[Your goal] Show each line of the listing below that contains the string "的加减法", copied in full.

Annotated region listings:
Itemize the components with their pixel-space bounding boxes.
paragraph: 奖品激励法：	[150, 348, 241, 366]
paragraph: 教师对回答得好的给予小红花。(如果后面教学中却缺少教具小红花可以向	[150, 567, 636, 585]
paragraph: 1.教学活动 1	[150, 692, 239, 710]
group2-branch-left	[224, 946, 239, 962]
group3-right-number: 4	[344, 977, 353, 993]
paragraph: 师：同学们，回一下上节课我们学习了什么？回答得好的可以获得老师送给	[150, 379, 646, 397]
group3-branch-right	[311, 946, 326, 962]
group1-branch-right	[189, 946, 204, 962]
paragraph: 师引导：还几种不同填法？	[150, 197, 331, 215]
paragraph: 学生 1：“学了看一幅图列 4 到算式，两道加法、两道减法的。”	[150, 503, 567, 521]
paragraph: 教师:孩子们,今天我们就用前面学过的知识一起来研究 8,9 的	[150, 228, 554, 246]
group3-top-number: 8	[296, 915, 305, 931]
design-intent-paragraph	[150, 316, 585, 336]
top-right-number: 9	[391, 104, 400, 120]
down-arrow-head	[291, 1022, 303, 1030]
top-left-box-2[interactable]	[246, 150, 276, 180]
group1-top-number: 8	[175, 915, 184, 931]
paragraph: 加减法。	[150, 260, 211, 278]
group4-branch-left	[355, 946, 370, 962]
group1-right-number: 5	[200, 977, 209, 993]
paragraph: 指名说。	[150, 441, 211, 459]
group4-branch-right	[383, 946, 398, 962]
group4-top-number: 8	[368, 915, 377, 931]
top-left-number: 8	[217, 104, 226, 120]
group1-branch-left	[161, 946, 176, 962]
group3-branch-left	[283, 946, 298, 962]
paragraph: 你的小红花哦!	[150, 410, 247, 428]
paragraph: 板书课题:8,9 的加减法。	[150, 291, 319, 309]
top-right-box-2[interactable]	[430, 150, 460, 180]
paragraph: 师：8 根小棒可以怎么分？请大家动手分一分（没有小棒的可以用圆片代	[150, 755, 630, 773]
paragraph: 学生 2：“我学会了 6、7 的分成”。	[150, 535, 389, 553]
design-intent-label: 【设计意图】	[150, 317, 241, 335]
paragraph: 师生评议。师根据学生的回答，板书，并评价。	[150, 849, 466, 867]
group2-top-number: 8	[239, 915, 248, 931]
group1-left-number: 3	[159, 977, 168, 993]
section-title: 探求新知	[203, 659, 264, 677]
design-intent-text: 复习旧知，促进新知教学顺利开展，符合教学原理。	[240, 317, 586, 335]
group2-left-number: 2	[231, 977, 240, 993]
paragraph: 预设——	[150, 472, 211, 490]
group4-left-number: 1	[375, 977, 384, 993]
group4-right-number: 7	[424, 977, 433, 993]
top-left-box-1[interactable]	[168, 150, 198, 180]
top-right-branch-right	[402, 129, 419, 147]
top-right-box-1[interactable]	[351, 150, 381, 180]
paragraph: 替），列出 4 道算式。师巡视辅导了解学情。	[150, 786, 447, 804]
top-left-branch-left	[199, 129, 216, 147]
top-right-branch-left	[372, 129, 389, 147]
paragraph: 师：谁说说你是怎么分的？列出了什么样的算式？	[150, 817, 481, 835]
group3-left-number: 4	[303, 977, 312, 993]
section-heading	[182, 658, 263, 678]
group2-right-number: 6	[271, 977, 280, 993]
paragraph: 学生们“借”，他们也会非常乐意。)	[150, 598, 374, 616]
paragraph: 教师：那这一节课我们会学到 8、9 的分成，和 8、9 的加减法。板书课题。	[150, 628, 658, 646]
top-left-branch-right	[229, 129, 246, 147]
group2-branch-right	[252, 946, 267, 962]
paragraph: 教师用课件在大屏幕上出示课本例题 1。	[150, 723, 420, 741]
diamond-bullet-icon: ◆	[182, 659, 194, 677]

[The response]
paragraph: 板书课题:8,9 的加减法。	[150, 291, 319, 309]
paragraph: 教师：那这一节课我们会学到 8、9 的分成，和 8、9 的加减法。板书课题。	[150, 628, 658, 646]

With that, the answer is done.